## STATED PROBLEM
Update these lines by changing every "50 µm" to "20 µm", leaving everything else as it is.

## DATASET RECORDS
= = = = =
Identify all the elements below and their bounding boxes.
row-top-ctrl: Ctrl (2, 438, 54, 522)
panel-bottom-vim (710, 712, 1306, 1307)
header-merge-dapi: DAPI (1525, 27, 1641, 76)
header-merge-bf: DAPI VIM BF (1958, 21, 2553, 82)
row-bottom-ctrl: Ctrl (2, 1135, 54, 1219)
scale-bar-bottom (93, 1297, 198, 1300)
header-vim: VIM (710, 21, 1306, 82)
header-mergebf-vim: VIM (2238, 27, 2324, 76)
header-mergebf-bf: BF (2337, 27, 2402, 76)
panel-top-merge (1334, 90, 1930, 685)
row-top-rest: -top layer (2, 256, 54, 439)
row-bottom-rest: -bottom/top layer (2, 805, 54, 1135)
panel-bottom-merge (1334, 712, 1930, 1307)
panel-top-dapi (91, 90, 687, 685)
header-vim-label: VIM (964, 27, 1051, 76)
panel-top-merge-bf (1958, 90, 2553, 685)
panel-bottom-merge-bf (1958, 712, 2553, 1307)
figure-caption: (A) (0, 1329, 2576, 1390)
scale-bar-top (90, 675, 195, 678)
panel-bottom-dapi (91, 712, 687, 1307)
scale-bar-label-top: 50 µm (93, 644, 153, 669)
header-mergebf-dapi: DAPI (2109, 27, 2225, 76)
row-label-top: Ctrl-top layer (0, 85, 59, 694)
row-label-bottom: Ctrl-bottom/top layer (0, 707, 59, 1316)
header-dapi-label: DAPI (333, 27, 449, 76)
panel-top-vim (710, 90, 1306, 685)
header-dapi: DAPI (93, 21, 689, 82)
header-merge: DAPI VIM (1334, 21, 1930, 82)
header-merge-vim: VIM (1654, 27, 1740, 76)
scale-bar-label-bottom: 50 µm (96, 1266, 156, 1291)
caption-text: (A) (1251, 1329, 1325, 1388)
= = = = =
## WRITTEN SOLUTION
Identify all the elements below and their bounding boxes.
row-top-ctrl: Ctrl (2, 438, 54, 522)
panel-bottom-vim (710, 712, 1306, 1307)
header-merge-dapi: DAPI (1525, 27, 1641, 76)
header-merge-bf: DAPI VIM BF (1958, 21, 2553, 82)
row-bottom-ctrl: Ctrl (2, 1135, 54, 1219)
scale-bar-bottom (93, 1297, 198, 1300)
header-vim: VIM (710, 21, 1306, 82)
header-mergebf-vim: VIM (2238, 27, 2324, 76)
header-mergebf-bf: BF (2337, 27, 2402, 76)
panel-top-merge (1334, 90, 1930, 685)
row-top-rest: -top layer (2, 256, 54, 439)
row-bottom-rest: -bottom/top layer (2, 805, 54, 1135)
panel-bottom-merge (1334, 712, 1930, 1307)
panel-top-dapi (91, 90, 687, 685)
header-vim-label: VIM (964, 27, 1051, 76)
panel-top-merge-bf (1958, 90, 2553, 685)
panel-bottom-merge-bf (1958, 712, 2553, 1307)
figure-caption: (A) (0, 1329, 2576, 1390)
scale-bar-top (90, 675, 195, 678)
panel-bottom-dapi (91, 712, 687, 1307)
scale-bar-label-top: 20 µm (93, 644, 153, 669)
header-mergebf-dapi: DAPI (2109, 27, 2225, 76)
row-label-top: Ctrl-top layer (0, 85, 59, 694)
row-label-bottom: Ctrl-bottom/top layer (0, 707, 59, 1316)
header-dapi-label: DAPI (333, 27, 449, 76)
panel-top-vim (710, 90, 1306, 685)
header-dapi: DAPI (93, 21, 689, 82)
header-merge: DAPI VIM (1334, 21, 1930, 82)
header-merge-vim: VIM (1654, 27, 1740, 76)
scale-bar-label-bottom: 20 µm (96, 1266, 156, 1291)
caption-text: (A) (1251, 1329, 1325, 1388)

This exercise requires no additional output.